> DOCUMENT TEXT:
.....

Andrew Feenberg  0:52
Nice to be here. 

Am Johal  0:53
Andrew, I'm wondering if we can just begin by introducing yourself a little bit in terms of describing yourself and your area of study? 

Andrew Feenberg 1:00
Well, I'm Andrew Feenberg, and I am a professor in the School of Communication at Simon Fraser. Before I taught at Simon Fraser I taught in San Diego, San Diego State University for many years. I studied with Herbert Marcuse, who we're going to talk about soon. So that got me interested in critical theory, and I've written quite a bit about it. But my main specialty is philosophy of technology. There's a connection because the Frankfurt School wrote about technology, especially Marcuse, but rather abstractly, I tried to be a little more concrete. So that's some background. I mean, there's much more to say. I've been around a while. You can elicit whatever it is you're interested in hearing about during our conversation.

Am Johal  1:57
So the context in which you encountered Marcuse, he'd been living in the United States for some time, and you were a graduate student at the University of California, San Diego, so I'm wondering if we can talk about how you first encountered him and his work.

.....

> SUPPLIED INFORMATION:
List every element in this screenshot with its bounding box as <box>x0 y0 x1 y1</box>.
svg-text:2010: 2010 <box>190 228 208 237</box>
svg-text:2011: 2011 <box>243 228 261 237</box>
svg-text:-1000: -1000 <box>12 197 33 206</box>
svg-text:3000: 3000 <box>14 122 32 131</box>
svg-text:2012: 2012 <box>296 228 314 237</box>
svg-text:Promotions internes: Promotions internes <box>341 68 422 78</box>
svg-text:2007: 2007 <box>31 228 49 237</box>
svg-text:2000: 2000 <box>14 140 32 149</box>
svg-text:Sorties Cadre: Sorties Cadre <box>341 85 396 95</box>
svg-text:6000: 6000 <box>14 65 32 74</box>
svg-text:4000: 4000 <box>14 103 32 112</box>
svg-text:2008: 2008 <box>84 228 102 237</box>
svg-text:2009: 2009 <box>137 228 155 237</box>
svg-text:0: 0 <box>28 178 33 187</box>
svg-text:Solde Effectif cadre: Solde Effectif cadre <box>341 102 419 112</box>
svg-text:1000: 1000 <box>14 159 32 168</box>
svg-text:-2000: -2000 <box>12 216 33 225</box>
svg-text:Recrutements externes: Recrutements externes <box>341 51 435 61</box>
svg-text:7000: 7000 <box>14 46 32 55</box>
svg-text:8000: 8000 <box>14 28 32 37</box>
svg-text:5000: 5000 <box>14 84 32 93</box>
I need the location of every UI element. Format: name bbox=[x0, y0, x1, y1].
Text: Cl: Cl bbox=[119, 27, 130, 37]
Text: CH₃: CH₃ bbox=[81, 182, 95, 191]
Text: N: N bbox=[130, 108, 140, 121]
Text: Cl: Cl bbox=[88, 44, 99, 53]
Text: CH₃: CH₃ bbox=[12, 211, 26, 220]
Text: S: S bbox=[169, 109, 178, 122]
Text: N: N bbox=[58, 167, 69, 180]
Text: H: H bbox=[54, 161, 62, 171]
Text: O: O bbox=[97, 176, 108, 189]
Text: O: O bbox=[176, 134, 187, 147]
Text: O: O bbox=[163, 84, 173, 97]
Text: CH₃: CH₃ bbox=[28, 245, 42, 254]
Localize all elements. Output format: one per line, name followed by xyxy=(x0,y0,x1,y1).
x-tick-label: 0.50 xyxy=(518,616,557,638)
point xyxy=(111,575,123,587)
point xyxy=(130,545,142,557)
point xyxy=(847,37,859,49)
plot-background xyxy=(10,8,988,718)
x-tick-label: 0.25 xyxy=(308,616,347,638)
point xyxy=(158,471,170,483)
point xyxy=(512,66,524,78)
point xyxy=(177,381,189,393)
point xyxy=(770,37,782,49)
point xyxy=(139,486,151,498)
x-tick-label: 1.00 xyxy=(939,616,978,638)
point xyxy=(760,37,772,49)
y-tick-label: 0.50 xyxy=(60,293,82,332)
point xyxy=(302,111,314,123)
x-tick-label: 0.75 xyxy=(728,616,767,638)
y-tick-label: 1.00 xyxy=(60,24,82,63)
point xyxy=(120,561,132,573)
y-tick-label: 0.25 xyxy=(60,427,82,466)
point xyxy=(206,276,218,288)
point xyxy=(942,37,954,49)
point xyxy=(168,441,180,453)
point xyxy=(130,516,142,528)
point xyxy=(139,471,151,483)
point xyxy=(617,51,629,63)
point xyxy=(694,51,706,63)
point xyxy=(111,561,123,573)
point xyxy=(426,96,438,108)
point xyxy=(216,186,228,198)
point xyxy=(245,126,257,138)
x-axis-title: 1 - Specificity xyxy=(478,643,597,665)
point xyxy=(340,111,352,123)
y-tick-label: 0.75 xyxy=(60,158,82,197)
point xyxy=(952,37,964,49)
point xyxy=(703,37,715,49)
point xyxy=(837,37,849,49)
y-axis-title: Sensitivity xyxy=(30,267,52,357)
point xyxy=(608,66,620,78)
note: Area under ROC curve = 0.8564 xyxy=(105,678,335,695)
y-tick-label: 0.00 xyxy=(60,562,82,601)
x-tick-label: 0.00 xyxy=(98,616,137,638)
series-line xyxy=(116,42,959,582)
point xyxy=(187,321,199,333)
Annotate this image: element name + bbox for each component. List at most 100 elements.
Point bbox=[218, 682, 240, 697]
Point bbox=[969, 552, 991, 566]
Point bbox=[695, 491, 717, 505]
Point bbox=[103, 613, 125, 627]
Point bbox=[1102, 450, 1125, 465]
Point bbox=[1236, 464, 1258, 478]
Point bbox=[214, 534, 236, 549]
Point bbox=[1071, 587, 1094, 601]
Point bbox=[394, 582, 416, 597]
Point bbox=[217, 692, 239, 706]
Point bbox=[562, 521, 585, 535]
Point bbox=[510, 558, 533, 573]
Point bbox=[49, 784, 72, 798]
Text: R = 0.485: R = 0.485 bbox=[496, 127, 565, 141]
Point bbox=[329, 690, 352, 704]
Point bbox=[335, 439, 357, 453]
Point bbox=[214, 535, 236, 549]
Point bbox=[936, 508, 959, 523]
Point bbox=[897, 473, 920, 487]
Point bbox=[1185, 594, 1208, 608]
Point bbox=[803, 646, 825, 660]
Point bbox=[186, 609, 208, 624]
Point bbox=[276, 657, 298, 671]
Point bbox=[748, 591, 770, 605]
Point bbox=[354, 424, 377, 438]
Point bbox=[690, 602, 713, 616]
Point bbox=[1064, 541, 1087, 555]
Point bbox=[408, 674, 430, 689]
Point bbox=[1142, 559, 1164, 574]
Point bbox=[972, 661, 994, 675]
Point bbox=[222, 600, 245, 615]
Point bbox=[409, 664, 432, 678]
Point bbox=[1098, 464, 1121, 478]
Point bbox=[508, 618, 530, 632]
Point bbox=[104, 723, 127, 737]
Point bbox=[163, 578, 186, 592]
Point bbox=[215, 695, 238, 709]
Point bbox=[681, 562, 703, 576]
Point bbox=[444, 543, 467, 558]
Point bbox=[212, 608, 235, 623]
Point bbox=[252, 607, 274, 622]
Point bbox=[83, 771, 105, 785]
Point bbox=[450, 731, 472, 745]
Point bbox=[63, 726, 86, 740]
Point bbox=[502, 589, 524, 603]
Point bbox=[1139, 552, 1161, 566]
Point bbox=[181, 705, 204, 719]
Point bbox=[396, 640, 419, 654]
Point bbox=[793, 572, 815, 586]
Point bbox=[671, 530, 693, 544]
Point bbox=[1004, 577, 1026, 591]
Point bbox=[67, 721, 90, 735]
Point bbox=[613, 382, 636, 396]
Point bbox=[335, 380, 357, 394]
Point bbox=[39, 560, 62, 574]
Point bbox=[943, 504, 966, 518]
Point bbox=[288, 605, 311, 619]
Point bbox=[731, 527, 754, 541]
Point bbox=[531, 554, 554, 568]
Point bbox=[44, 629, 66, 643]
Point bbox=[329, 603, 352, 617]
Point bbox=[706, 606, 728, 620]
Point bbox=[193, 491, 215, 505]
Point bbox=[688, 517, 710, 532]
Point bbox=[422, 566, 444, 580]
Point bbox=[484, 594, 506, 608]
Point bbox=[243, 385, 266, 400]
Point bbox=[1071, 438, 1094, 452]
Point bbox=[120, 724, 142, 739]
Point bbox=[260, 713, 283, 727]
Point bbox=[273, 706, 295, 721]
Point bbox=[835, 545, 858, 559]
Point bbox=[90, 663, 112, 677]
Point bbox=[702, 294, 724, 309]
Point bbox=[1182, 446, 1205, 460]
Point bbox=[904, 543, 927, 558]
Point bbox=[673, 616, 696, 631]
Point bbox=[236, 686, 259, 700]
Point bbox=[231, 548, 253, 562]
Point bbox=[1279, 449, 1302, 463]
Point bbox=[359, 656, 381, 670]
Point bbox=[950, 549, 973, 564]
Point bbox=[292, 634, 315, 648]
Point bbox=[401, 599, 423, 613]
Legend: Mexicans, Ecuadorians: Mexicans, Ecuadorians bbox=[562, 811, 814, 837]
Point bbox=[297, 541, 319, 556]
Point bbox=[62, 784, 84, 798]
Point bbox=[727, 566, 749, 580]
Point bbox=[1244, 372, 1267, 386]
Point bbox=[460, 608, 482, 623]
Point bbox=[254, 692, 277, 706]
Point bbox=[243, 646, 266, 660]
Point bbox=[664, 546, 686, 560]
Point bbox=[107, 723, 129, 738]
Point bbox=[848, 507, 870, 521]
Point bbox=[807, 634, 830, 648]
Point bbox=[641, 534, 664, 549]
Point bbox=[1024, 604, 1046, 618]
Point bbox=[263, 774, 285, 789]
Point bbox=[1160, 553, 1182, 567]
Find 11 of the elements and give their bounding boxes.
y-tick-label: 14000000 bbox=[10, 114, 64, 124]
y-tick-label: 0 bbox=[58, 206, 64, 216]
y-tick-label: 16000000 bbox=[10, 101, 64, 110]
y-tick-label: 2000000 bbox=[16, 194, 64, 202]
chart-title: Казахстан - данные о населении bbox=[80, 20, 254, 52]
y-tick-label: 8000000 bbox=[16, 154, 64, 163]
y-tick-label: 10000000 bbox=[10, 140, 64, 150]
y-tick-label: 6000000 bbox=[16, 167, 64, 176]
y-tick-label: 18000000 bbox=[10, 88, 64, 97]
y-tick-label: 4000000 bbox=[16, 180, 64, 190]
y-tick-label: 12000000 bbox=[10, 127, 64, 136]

.....

> REQUIREMENT 1:
In the interview transcript, condense the paragraph beginning "Well, I'm Andrew Feenberg" into a short bulleted list that keeps its main facts.
> REQUIREMENT 2:
Transcribe the stretch of the interview transcript from "Am Johal  0:53" through "area of study?".

> FINAL ANSWER 1:
- Andrew Feenberg is a professor in the School of Communication at Simon Fraser.
- He previously taught for many years at San Diego State University.
- He studied with Herbert Marcuse, which got him interested in critical theory, and he has written quite a bit about it.
- His main specialty is philosophy of technology.
- The Frankfurt School, especially Marcuse, wrote about technology rather abstractly. Feenberg has tried to be more concrete.

> FINAL ANSWER 2:
Am Johal  0:53
Andrew, I'm wondering if we can just begin by introducing yourself a little bit in terms of describing yourself and your area of study?